Goal =>
Can you find each line in the entries below that contains the string "定期巡检安排" and copy those lines out in full?
********************
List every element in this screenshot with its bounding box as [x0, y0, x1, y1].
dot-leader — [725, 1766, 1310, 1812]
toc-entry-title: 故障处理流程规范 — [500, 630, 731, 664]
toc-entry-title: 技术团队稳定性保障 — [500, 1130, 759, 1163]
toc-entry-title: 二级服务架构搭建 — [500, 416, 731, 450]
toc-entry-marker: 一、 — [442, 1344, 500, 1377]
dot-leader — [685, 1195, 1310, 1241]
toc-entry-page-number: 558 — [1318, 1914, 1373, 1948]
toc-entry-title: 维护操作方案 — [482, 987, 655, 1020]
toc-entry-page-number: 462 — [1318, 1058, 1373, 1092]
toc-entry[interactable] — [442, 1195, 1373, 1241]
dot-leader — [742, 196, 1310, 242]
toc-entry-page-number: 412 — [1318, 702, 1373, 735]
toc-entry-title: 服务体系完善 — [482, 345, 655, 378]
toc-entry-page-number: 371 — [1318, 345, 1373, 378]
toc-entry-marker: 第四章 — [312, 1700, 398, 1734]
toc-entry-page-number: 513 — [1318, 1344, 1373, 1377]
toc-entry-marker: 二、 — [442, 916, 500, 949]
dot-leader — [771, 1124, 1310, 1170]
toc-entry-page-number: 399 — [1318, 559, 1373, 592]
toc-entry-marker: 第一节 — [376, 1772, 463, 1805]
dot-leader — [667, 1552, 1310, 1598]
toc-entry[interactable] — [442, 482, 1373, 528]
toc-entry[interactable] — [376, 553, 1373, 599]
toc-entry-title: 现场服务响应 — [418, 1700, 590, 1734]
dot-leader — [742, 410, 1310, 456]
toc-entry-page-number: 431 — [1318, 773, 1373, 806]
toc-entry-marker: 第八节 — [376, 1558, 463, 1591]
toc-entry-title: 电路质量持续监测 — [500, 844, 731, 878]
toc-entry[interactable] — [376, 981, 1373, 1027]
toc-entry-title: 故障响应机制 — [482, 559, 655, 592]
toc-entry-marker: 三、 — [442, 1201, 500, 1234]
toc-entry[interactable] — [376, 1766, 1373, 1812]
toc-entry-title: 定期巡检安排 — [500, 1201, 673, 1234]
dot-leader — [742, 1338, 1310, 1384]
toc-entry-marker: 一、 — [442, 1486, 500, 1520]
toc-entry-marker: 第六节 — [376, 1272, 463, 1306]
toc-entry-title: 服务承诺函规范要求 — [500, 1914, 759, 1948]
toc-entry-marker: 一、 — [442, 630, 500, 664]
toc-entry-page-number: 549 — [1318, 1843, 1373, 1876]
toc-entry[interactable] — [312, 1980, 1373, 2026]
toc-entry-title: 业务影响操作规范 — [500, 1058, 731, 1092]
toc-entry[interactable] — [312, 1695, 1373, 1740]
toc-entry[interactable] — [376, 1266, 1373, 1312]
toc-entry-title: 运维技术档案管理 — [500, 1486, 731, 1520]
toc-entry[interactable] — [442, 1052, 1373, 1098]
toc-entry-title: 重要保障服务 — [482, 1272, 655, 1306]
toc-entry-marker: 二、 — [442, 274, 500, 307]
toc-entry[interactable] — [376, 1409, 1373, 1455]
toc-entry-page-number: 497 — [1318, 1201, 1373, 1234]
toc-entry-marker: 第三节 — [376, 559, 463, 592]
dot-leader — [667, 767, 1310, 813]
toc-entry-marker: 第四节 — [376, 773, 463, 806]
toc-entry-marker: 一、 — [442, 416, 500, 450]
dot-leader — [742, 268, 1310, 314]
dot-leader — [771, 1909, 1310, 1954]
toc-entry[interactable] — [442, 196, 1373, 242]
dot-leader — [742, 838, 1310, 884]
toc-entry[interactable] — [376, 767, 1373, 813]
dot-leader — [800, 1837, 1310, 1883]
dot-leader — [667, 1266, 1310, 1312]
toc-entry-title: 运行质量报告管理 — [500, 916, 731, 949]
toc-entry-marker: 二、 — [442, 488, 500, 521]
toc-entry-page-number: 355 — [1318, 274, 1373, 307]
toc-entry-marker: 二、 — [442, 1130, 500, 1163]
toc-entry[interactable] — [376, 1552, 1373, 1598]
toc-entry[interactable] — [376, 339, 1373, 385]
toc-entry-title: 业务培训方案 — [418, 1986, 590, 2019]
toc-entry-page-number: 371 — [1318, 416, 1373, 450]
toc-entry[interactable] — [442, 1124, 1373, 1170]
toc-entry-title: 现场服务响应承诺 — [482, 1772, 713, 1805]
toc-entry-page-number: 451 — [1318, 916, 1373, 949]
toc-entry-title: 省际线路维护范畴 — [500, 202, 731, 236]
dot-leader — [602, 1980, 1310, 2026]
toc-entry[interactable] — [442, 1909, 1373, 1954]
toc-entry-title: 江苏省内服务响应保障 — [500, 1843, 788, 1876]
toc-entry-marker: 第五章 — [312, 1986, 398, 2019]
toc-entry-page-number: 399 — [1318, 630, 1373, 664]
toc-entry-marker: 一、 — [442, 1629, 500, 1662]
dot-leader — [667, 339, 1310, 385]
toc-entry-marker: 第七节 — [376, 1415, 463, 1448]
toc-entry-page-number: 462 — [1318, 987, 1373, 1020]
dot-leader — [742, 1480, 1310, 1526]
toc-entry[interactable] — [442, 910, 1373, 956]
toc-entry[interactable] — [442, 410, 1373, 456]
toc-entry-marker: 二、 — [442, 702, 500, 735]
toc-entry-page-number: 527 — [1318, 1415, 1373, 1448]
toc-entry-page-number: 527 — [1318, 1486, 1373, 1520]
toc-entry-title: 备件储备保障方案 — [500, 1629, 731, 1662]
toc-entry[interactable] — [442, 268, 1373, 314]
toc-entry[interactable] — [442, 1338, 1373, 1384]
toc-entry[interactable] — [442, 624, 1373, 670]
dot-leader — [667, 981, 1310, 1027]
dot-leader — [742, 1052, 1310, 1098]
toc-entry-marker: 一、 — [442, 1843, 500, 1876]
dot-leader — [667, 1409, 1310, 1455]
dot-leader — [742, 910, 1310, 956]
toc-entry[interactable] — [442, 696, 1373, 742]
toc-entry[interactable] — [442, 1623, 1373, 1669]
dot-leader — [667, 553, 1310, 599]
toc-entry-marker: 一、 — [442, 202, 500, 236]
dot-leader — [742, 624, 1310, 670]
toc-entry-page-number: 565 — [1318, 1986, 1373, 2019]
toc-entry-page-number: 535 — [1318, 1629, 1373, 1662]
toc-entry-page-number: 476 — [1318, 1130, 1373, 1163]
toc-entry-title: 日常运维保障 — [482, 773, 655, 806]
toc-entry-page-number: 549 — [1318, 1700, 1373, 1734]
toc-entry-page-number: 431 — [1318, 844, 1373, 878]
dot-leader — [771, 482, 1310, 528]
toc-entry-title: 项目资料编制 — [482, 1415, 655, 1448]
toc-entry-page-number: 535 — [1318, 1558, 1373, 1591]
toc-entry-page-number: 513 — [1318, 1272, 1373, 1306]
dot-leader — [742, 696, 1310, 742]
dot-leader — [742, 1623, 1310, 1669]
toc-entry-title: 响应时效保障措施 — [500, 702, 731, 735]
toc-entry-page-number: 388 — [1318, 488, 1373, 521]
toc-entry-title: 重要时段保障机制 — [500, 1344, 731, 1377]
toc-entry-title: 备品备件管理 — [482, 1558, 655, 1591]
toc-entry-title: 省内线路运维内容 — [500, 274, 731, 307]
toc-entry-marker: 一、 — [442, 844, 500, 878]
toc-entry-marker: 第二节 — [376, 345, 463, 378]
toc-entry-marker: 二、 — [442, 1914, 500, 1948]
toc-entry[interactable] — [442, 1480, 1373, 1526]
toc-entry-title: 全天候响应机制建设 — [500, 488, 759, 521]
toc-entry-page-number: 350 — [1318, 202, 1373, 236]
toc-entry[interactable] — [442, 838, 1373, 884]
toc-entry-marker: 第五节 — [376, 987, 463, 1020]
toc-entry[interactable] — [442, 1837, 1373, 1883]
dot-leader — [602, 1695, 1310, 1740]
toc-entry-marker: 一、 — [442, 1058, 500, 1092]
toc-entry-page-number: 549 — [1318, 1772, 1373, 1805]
********************
Result of this task =>
toc-entry-title: 定期巡检安排 — [500, 1201, 673, 1234]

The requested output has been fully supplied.